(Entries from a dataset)
= = = = =

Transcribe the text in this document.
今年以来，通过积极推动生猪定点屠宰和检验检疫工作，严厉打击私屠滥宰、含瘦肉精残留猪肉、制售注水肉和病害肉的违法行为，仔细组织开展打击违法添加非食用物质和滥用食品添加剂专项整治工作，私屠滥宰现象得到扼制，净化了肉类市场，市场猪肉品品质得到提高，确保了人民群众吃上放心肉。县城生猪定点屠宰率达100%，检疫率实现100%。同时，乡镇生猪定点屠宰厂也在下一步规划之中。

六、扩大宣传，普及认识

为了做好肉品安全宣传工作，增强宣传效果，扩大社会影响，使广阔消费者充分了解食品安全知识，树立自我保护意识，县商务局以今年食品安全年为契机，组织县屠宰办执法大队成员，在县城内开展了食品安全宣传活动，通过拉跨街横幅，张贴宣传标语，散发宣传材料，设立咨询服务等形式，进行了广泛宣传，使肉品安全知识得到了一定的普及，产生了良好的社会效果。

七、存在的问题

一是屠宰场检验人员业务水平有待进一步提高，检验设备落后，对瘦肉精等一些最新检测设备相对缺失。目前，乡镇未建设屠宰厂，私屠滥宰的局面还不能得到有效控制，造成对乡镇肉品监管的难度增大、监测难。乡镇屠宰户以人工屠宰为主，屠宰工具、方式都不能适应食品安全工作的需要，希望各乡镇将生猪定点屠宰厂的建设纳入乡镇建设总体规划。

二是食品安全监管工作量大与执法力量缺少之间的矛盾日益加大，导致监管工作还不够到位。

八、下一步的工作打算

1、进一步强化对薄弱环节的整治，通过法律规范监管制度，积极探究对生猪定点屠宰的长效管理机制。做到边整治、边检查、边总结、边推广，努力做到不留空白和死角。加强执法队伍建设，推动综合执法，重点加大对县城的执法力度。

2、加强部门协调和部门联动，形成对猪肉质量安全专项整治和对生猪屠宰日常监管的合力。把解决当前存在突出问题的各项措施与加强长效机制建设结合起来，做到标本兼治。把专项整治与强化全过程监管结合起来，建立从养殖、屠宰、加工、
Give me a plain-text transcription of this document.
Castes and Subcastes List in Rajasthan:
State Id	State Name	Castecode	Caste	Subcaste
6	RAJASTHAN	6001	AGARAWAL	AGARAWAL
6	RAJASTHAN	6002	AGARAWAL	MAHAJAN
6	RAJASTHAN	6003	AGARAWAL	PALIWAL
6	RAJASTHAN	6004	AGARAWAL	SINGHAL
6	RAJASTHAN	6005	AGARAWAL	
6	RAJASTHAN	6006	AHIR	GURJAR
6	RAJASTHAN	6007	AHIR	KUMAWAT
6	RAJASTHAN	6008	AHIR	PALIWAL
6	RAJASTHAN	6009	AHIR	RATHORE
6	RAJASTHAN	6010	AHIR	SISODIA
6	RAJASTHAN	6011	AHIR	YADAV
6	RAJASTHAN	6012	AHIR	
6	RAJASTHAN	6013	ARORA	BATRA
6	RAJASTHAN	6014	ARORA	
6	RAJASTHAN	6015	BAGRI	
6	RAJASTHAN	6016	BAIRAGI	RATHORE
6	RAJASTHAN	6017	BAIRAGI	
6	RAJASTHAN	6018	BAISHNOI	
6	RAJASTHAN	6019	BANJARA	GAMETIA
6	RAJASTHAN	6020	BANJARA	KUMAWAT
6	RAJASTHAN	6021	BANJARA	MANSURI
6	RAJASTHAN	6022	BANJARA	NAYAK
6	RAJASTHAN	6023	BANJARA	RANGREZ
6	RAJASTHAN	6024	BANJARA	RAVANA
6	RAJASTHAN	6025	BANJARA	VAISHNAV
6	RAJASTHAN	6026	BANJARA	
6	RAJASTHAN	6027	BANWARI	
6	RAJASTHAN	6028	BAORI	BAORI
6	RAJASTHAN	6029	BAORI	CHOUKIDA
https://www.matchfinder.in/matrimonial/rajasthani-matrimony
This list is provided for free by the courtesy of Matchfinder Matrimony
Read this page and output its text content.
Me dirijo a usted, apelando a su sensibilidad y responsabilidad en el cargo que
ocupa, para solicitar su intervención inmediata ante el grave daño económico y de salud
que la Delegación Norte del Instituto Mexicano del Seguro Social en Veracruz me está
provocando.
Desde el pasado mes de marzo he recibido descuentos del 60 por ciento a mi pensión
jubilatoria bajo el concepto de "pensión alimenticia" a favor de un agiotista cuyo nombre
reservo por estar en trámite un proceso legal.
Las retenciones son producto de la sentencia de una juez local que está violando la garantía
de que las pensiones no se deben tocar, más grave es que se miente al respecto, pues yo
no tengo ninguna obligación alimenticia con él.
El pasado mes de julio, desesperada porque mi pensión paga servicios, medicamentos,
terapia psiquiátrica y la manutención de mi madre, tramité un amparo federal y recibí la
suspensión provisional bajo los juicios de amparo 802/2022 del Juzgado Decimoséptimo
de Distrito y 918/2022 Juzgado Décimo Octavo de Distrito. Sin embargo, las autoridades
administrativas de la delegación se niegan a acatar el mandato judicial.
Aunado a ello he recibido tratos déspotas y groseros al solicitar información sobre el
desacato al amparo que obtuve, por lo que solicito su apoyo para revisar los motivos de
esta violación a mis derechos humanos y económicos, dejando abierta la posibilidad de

= = = = =

(TASK GOAL) Filter the entries above down to the lines containing the word "KUMAWAT".

(COMPLETED EXERCISE)
6	RAJASTHAN	6007	AHIR	KUMAWAT
6	RAJASTHAN	6020	BANJARA	KUMAWAT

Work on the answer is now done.